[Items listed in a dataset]
····················
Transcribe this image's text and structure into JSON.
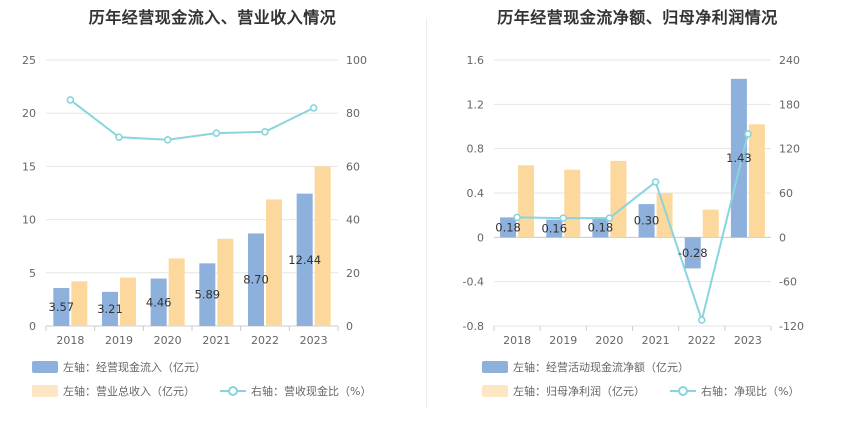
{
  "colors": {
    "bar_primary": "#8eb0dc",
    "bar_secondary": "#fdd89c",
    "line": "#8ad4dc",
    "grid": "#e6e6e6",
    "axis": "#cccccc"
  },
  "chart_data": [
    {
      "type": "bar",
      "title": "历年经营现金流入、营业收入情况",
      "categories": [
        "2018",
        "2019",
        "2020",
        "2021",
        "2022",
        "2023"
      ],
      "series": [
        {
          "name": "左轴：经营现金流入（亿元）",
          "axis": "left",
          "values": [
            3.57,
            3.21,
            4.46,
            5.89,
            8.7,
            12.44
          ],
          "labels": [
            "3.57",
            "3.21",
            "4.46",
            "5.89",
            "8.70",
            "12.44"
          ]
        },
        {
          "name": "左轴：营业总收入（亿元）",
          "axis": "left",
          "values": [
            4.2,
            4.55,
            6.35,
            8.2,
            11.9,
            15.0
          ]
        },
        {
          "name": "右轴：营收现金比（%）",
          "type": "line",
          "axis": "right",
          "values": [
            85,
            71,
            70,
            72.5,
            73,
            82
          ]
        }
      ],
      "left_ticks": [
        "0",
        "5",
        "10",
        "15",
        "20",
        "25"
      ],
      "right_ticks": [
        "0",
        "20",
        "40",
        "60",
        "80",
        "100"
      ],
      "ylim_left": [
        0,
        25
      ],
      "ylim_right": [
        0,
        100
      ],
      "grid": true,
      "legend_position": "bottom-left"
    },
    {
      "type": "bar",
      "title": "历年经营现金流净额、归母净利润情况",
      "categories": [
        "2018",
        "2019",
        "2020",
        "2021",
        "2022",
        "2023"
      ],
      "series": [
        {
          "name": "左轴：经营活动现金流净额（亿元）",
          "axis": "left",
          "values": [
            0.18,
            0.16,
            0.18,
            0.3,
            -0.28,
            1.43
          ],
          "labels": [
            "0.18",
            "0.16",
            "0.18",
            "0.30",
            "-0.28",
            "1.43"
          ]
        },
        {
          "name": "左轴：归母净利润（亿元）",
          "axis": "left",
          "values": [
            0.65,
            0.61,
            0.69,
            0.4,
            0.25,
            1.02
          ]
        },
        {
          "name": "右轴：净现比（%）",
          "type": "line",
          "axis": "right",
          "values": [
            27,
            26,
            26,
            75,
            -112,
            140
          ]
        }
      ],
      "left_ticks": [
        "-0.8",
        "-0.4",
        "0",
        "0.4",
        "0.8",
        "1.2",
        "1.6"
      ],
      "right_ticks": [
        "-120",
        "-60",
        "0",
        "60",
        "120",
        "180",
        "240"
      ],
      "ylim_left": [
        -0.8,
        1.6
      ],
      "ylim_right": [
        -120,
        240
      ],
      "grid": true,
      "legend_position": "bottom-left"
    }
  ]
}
····················
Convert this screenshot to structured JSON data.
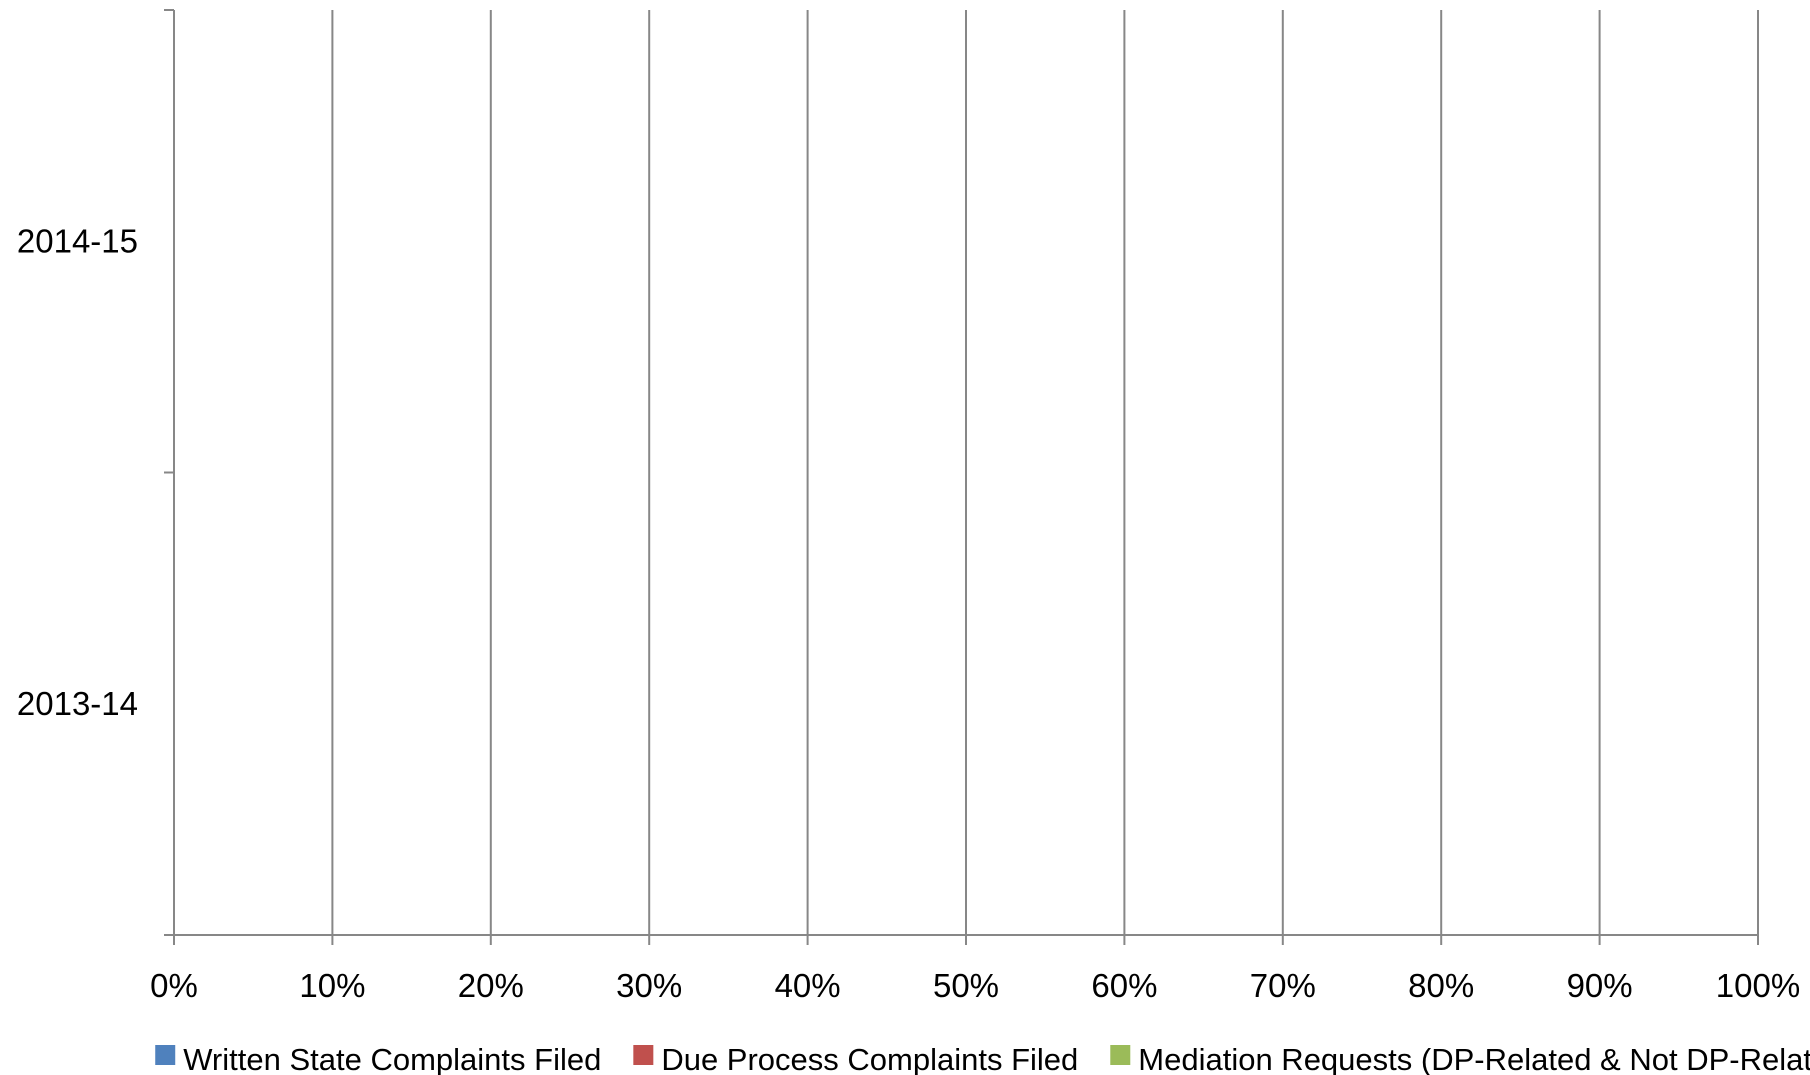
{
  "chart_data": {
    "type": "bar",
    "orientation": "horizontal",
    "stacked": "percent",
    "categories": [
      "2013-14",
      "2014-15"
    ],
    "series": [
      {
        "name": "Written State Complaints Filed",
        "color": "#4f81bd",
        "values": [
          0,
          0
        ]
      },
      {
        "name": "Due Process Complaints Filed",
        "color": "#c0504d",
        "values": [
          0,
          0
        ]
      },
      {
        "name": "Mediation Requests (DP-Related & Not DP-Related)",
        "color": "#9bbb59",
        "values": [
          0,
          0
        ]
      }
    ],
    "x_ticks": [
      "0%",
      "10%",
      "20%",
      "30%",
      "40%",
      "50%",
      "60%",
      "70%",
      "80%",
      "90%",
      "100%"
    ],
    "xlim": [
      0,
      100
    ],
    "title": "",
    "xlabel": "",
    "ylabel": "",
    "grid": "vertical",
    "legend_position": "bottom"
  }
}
····················
Aim of the exercise -> Check every line of the records above for the string "grid" and say how many contain it, giving the number alone.

Answer for this exercise -> 4